**Work required**: All of the data should be output character for character, except the pictures.

**Records provided**:
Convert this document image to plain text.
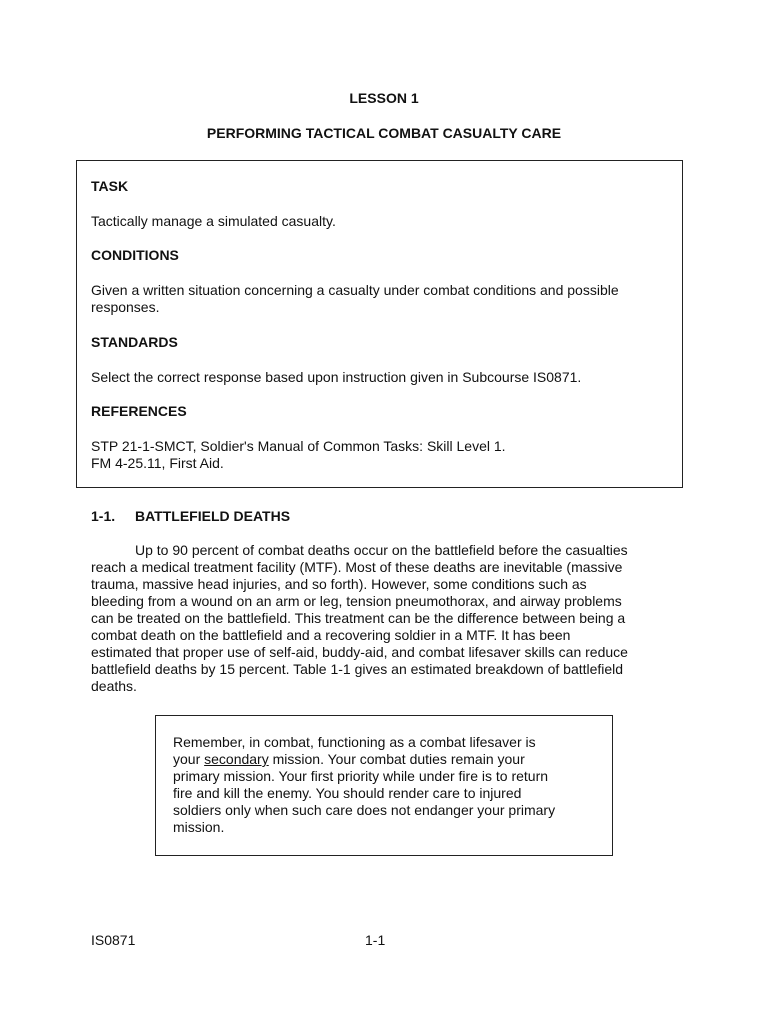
LESSON 1
PERFORMING TACTICAL COMBAT CASUALTY CARE
TASK
Tactically manage a simulated casualty.
CONDITIONS
Given a written situation concerning a casualty under combat conditions and possible
responses.
STANDARDS
Select the correct response based upon instruction given in Subcourse IS0871.
REFERENCES
STP 21-1-SMCT, Soldier's Manual of Common Tasks: Skill Level 1.
FM 4-25.11, First Aid.
1-1. BATTLEFIELD DEATHS

Up to 90 percent of combat deaths occur on the battlefield before the casualties

reach a medical treatment facility (MTF). Most of these deaths are inevitable (massive

trauma, massive head injuries, and so forth). However, some conditions such as

bleeding from a wound on an arm or leg, tension pneumothorax, and airway problems

can be treated on the battlefield. This treatment can be the difference between being a

combat death on the battlefield and a recovering soldier in a MTF. It has been

estimated that proper use of self-aid, buddy-aid, and combat lifesaver skills can reduce

battlefield deaths by 15 percent. Table 1-1 gives an estimated breakdown of battlefield

deaths.

Remember, in combat, functioning as a combat lifesaver is
your secondary mission. Your combat duties remain your
primary mission. Your first priority while under fire is to return
fire and kill the enemy. You should render care to injured
soldiers only when such care does not endanger your primary
mission.
IS0871	1-1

**Complete output**:
Convert this document image to plain text.
LESSON 1
PERFORMING TACTICAL COMBAT CASUALTY CARE
TASK
Tactically manage a simulated casualty.
CONDITIONS
Given a written situation concerning a casualty under combat conditions and possible
responses.
STANDARDS
Select the correct response based upon instruction given in Subcourse IS0871.
REFERENCES
STP 21-1-SMCT, Soldier's Manual of Common Tasks: Skill Level 1.
FM 4-25.11, First Aid.
1-1. BATTLEFIELD DEATHS

Up to 90 percent of combat deaths occur on the battlefield before the casualties

reach a medical treatment facility (MTF). Most of these deaths are inevitable (massive

trauma, massive head injuries, and so forth). However, some conditions such as

bleeding from a wound on an arm or leg, tension pneumothorax, and airway problems

can be treated on the battlefield. This treatment can be the difference between being a

combat death on the battlefield and a recovering soldier in a MTF. It has been

estimated that proper use of self-aid, buddy-aid, and combat lifesaver skills can reduce

battlefield deaths by 15 percent. Table 1-1 gives an estimated breakdown of battlefield

deaths.

Remember, in combat, functioning as a combat lifesaver is
your secondary mission. Your combat duties remain your
primary mission. Your first priority while under fire is to return
fire and kill the enemy. You should render care to injured
soldiers only when such care does not endanger your primary
mission.
IS0871	1-1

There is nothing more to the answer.